= Do this =
Only lines holding the string "понуђача" are wanted; copy each one from the material.

= Record extracts =

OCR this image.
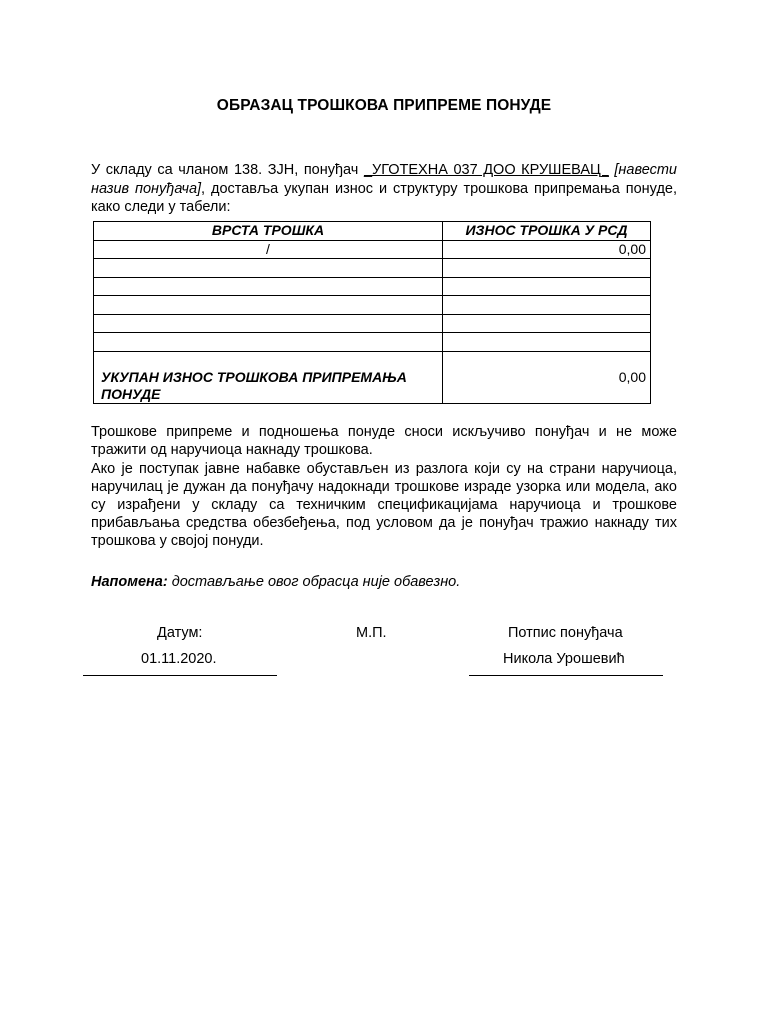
ОБРАЗАЦ ТРОШКОВА ПРИПРЕМЕ ПОНУДЕ
У складу са чланом 138. ЗЈН, понуђач _УГОТЕХНА 037 ДОО КРУШЕВАЦ_ [навести назив понуђача], доставља укупан износ и структуру трошкова припремања понуде, како следи у табели:
ВРСТА ТРОШКА	ИЗНОС ТРОШКА У РСД
/	0,00

УКУПАН ИЗНОС ТРОШКОВА ПРИПРЕМАЊА ПОНУДЕ	0,00
Трошкове припреме и подношења понуде сноси искључиво понуђач и не може тражити од наручиоца накнаду трошкова.
Ако је поступак јавне набавке обустављен из разлога који су на страни наручиоца, наручилац је дужан да понуђачу надокнади трошкове израде узорка или модела, ако су израђени у складу са техничким спецификацијама наручиоца и трошкове прибављања средства обезбеђења, под условом да је понуђач тражио накнаду тих трошкова у својој понуди.
Напомена: достављање овог обрасца није обавезно.
Датум:	М.П.	Потпис понуђача
01.11.2020.	Никола Урошевић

= Answer to this exercise =
У складу са чланом 138. ЗЈН, понуђач _УГОТЕХНА 037 ДОО КРУШЕВАЦ_ [навести назив понуђача], доставља укупан износ и структуру трошкова припремања понуде, како следи у табели:
Датум:	М.П.	Потпис понуђача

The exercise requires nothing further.